━━━━━ Page text
Corresponding author: Andrés Ligrone (

ABSTRACT. Artisanal fisheries in Uruguay involve directly or indirectly more than 5000 people and constitute the main source of income in several coastal communities. However, and despite its economic and environmental importance, this activity is poorly documented. As such, this scarcity of information constrains the understanding and effective management of artisanal fisheries. This study aims to characterize different strategies of marine artisanal fisheries on the Uruguayan Atlantic coast and describe the spatial distribution of fishing effort. Based on a Principal Components Analysis we identified four fishing strategies targeting different species (mainly whitemouth croaker Micropogonias furniert, narrownose smooth-hound shark Mustelus spp., angel shark Squatina spp. and Brazilian codling Urophycis brasiliensis), exhibiting different seasonal patterns and fishing gear usage. Finally, the above outlined strategies showed differences in spatial utilization of the fishing area. Our results provide a spatially explicit framework for the management of Uruguayan marine artisanal fisheries.

Keywords: artisanal fisheries, fishing strategies, management, spatial dynamic, catch composition, Uruguayan Atlantic coast.

RESUMEN. En Uruguay las pesquerías artesanales involucran, directa e indirectamente, a más de 5.000 personas, constituyendo la principal fuente de ingresos en varias comunidades costeras. Sin embargo, a pesar de su importancia económica y ambiental, dicha actividad está muy poco documentada. De esta forma, la falta de información restringe la comprensión y el manejo efectivo de las pesquerías artesanales en el país. Los objetivos de este trabajo son caracterizar las diferentes estrategias de la pesquería artesanal de la costa atlántica uruguaya y describir la distribución espacial de su esfuerzo pesquero. En base a un Análisis de Componentes Principales se identifican cuatro estrategias de pesca dirigidas a diferentes especies objetivo (principalmente corvina Micropogonias furnieri, gatuzo Mustelus spp., angelito Squatina spp. y brótola Urophycis brasiliensis), que presentan diferentes patrones estacionales y del tipo de arte utilizado. Finalmente, las estrategias anteriormente descritas muestran diferencias en el uso espacial de las áreas de pesca. Los resultados proporcionan un marco espacialmente explícito para el manejo de las pesquerías artesanales en la costa atlántica de Uruguay.
━━━━━━━━━━
━━━━━ Excerpted records
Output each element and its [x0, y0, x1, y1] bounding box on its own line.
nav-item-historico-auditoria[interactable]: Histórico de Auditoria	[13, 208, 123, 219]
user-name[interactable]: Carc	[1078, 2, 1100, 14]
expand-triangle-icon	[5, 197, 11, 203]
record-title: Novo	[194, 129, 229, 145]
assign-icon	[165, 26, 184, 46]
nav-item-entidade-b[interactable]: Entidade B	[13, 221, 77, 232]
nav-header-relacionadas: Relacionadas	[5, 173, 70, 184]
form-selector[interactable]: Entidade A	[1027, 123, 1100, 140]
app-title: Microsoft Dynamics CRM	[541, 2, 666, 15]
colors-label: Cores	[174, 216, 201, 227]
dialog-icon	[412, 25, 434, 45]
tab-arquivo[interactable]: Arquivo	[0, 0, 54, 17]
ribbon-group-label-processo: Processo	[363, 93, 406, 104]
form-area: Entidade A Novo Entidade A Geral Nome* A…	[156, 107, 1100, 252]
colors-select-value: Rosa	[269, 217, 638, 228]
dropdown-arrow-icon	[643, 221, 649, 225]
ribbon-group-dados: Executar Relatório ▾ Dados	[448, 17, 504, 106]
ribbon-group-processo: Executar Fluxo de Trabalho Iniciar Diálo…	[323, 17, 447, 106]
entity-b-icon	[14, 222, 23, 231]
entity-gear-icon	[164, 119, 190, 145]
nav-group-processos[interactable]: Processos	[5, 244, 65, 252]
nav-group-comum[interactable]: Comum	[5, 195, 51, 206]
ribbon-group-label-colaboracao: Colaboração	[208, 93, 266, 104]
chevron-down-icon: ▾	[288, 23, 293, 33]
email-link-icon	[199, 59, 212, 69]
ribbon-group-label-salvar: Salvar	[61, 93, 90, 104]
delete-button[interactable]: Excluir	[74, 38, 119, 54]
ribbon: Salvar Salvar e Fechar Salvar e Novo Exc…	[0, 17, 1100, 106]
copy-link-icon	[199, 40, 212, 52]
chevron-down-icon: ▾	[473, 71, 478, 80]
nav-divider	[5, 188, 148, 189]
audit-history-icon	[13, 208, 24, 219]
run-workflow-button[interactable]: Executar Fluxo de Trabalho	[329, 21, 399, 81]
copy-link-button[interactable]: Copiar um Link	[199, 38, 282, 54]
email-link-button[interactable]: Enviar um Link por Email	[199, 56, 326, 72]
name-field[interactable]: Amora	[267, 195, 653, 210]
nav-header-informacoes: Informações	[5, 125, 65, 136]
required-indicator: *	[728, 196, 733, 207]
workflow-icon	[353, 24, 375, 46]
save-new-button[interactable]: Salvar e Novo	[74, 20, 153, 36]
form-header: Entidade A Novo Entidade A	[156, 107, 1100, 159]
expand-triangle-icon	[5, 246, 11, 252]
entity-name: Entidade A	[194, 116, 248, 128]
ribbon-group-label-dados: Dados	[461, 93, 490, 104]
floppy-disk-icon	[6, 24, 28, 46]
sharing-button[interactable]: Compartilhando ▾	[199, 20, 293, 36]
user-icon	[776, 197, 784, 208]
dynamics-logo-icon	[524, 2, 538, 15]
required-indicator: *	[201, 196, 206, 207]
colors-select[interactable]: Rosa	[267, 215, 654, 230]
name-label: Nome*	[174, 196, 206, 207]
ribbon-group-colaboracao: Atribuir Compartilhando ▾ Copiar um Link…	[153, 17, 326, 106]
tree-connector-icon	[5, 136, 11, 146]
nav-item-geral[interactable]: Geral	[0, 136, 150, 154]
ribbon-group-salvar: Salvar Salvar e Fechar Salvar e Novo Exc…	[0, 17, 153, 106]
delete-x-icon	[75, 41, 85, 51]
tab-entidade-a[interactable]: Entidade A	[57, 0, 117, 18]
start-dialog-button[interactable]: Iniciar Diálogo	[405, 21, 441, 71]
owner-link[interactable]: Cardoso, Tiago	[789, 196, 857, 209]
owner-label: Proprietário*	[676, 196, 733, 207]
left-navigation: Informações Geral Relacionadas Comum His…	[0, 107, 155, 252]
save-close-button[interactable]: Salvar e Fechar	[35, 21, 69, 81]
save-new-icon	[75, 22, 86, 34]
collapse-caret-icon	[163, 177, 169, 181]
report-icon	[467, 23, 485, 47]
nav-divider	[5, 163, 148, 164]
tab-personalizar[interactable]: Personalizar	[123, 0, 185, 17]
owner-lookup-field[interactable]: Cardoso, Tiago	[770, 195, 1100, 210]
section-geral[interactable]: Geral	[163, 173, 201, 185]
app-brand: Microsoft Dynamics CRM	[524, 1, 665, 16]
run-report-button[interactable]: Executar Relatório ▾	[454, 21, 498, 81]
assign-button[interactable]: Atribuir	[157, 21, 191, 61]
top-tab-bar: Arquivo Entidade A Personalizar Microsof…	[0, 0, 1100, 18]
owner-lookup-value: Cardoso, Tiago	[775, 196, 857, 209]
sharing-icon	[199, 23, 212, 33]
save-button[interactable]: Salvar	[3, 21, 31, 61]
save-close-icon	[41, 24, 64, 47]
━━━━━━━━━━
*Exercise requirements*.
Pick up the piece on artisanal fisheries along Uruguay's Atlantic coast where it ends and carry it forward.

*Response to the exercise*.
Palabras clave: pesquerías artesanales, estrategias de pesca, manejo, dinámica espacial, composición de la captura, costa atlántica de Uruguay.



Worldwide, fisheries capture approximately 90 million ton of fish per year and generate ca. 38 million of direct jobs (FAO, 2012), with artisanal fisheries being responsible for 45% of global landings and employing about 90% of direct labor of all the world fisheries (Berkes et al., 2001; FAO, 2012). In Uruguay, the artisanal fisheries census of 2007 recorded a total of 726 vessels for Río de la Plata Estuary and the Atlantic coast (AC hereafter; Puig et al., 2010). This activity involves directly or indirectly more than 5000 people and constitutes the main source of income of several coastal communities (GEO Uruguay, 2008; Defeo et al., 2009).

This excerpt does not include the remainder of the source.